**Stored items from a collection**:
•••

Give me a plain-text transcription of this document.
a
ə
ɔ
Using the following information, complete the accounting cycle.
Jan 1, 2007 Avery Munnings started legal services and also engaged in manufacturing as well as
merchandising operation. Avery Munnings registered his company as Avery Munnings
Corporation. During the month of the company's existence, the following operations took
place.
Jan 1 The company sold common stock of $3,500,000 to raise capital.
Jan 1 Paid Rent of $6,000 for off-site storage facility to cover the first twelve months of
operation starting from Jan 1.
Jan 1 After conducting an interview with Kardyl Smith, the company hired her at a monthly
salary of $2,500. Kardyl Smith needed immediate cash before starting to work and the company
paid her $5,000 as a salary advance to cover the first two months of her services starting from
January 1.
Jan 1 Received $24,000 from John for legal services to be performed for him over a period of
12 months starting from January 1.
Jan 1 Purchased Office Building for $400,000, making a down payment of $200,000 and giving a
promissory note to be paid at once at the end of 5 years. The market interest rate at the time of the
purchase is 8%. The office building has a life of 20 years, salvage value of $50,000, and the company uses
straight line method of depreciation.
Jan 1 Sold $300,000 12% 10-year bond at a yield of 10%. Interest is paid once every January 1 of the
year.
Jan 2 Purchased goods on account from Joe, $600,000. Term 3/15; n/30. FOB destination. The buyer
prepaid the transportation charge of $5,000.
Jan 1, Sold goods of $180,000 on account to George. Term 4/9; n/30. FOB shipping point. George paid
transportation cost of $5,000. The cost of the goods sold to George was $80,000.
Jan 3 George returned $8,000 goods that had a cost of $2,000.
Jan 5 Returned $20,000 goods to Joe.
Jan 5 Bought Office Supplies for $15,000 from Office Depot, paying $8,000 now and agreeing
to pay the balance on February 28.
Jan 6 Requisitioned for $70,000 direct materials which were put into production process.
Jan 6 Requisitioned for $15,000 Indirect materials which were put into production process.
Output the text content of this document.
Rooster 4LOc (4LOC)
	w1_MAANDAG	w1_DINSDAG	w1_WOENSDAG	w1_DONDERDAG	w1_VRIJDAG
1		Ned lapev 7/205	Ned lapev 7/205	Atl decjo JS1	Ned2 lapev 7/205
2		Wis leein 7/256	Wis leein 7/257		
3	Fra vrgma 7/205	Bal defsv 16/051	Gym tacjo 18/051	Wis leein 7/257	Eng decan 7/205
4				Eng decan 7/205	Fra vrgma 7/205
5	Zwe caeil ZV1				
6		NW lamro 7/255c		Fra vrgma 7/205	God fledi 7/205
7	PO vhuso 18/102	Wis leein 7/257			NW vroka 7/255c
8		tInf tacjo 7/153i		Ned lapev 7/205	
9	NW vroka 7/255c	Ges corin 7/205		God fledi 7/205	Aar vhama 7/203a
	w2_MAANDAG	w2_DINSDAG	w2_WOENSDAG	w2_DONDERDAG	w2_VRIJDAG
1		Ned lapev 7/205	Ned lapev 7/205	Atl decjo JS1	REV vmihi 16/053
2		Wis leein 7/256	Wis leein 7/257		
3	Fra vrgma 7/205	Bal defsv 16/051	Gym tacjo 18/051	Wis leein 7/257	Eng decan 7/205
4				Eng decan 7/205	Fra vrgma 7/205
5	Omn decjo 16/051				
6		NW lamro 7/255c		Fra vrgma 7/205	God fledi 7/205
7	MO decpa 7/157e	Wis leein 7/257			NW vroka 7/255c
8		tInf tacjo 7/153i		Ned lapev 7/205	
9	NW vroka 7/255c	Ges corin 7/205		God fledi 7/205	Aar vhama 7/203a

•••

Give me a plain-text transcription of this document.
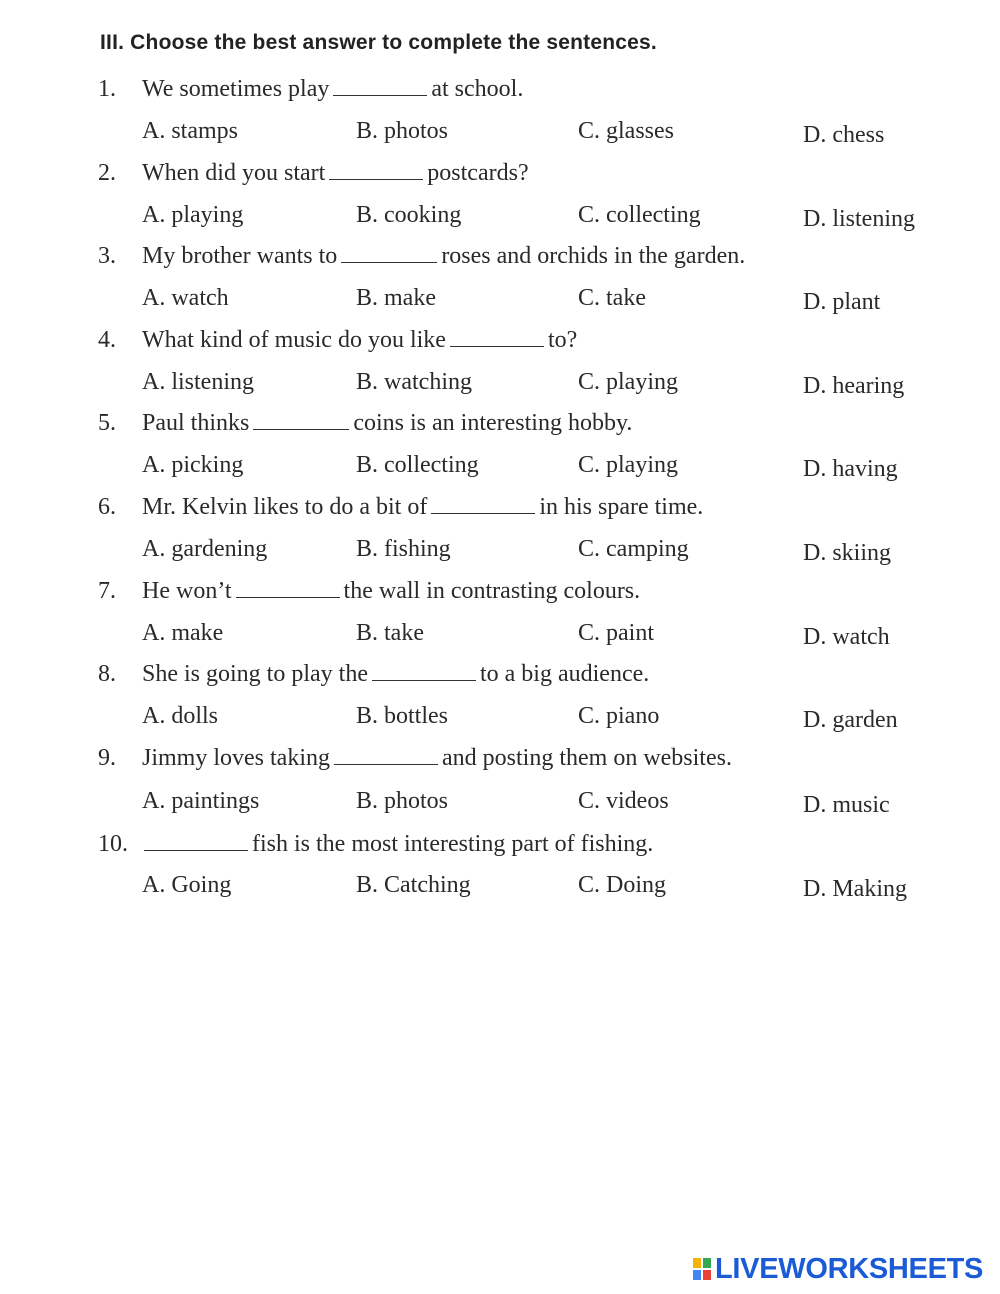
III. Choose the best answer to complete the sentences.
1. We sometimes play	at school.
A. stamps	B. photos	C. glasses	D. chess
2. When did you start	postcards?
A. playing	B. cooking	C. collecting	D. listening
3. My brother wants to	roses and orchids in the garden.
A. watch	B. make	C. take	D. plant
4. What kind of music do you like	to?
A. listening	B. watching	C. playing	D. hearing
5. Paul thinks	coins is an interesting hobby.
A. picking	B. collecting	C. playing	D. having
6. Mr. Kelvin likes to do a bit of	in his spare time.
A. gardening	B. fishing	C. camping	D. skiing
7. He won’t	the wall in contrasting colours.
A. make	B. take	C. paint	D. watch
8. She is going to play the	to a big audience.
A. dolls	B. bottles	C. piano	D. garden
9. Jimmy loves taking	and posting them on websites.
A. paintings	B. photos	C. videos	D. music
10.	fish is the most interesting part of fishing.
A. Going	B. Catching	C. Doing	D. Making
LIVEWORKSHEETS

•••

**Task requirements**: Look for "materials" and pull out every line that has it.

**Solution for this exercise**:
Jan 6 Requisitioned for $70,000 direct materials which were put into production process.
Jan 6 Requisitioned for $15,000 Indirect materials which were put into production process.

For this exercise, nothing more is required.